▶ _DO THIS_: Transcribe all the records exactly and omit any images they hold.

▶ _INFORMATION SUPPLIED_:
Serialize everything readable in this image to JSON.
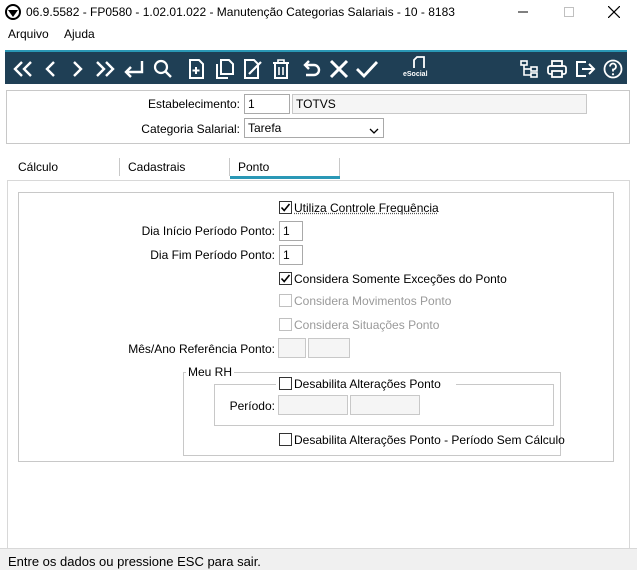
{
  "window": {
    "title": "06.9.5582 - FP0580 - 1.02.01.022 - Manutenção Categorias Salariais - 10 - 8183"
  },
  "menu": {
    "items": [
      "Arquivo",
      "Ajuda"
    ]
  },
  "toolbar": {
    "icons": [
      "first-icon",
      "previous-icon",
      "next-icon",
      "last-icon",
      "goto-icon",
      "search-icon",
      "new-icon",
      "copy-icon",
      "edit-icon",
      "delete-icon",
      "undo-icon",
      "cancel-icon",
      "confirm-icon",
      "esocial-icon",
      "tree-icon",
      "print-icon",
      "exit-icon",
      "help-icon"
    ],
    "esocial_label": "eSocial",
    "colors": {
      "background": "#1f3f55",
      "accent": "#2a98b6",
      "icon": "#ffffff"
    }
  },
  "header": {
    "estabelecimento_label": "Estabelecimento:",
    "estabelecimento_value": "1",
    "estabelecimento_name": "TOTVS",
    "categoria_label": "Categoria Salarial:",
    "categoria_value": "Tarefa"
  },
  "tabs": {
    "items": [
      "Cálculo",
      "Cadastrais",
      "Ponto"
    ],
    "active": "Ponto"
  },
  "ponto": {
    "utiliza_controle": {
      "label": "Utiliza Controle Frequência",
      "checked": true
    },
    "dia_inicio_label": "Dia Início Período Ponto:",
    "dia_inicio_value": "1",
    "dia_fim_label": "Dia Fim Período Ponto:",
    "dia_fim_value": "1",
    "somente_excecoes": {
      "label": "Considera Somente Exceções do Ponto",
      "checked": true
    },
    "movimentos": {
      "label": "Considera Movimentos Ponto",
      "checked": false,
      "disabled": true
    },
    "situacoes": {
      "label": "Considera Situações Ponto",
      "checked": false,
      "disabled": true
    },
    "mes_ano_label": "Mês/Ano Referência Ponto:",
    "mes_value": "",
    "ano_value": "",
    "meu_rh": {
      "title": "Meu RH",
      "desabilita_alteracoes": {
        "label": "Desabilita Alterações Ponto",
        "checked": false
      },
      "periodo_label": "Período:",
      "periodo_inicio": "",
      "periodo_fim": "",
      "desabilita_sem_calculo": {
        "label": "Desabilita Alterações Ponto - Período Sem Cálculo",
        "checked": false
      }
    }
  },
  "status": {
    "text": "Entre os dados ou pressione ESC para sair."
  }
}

▶ _TASK ANSWER_:
Serialize everything readable in this image to JSON.
{
  "window": {
    "title": "06.9.5582 - FP0580 - 1.02.01.022 - Manutenção Categorias Salariais - 10 - 8183"
  },
  "menu": {
    "items": [
      "Arquivo",
      "Ajuda"
    ]
  },
  "toolbar": {
    "icons": [
      "first-icon",
      "previous-icon",
      "next-icon",
      "last-icon",
      "goto-icon",
      "search-icon",
      "new-icon",
      "copy-icon",
      "edit-icon",
      "delete-icon",
      "undo-icon",
      "cancel-icon",
      "confirm-icon",
      "esocial-icon",
      "tree-icon",
      "print-icon",
      "exit-icon",
      "help-icon"
    ],
    "esocial_label": "eSocial",
    "colors": {
      "background": "#1f3f55",
      "accent": "#2a98b6",
      "icon": "#ffffff"
    }
  },
  "header": {
    "estabelecimento_label": "Estabelecimento:",
    "estabelecimento_value": "1",
    "estabelecimento_name": "TOTVS",
    "categoria_label": "Categoria Salarial:",
    "categoria_value": "Tarefa"
  },
  "tabs": {
    "items": [
      "Cálculo",
      "Cadastrais",
      "Ponto"
    ],
    "active": "Ponto"
  },
  "ponto": {
    "utiliza_controle": {
      "label": "Utiliza Controle Frequência",
      "checked": true
    },
    "dia_inicio_label": "Dia Início Período Ponto:",
    "dia_inicio_value": "1",
    "dia_fim_label": "Dia Fim Período Ponto:",
    "dia_fim_value": "1",
    "somente_excecoes": {
      "label": "Considera Somente Exceções do Ponto",
      "checked": true
    },
    "movimentos": {
      "label": "Considera Movimentos Ponto",
      "checked": false,
      "disabled": true
    },
    "situacoes": {
      "label": "Considera Situações Ponto",
      "checked": false,
      "disabled": true
    },
    "mes_ano_label": "Mês/Ano Referência Ponto:",
    "mes_value": "",
    "ano_value": "",
    "meu_rh": {
      "title": "Meu RH",
      "desabilita_alteracoes": {
        "label": "Desabilita Alterações Ponto",
        "checked": false
      },
      "periodo_label": "Período:",
      "periodo_inicio": "",
      "periodo_fim": "",
      "desabilita_sem_calculo": {
        "label": "Desabilita Alterações Ponto - Período Sem Cálculo",
        "checked": false
      }
    }
  },
  "status": {
    "text": "Entre os dados ou pressione ESC para sair."
  }
}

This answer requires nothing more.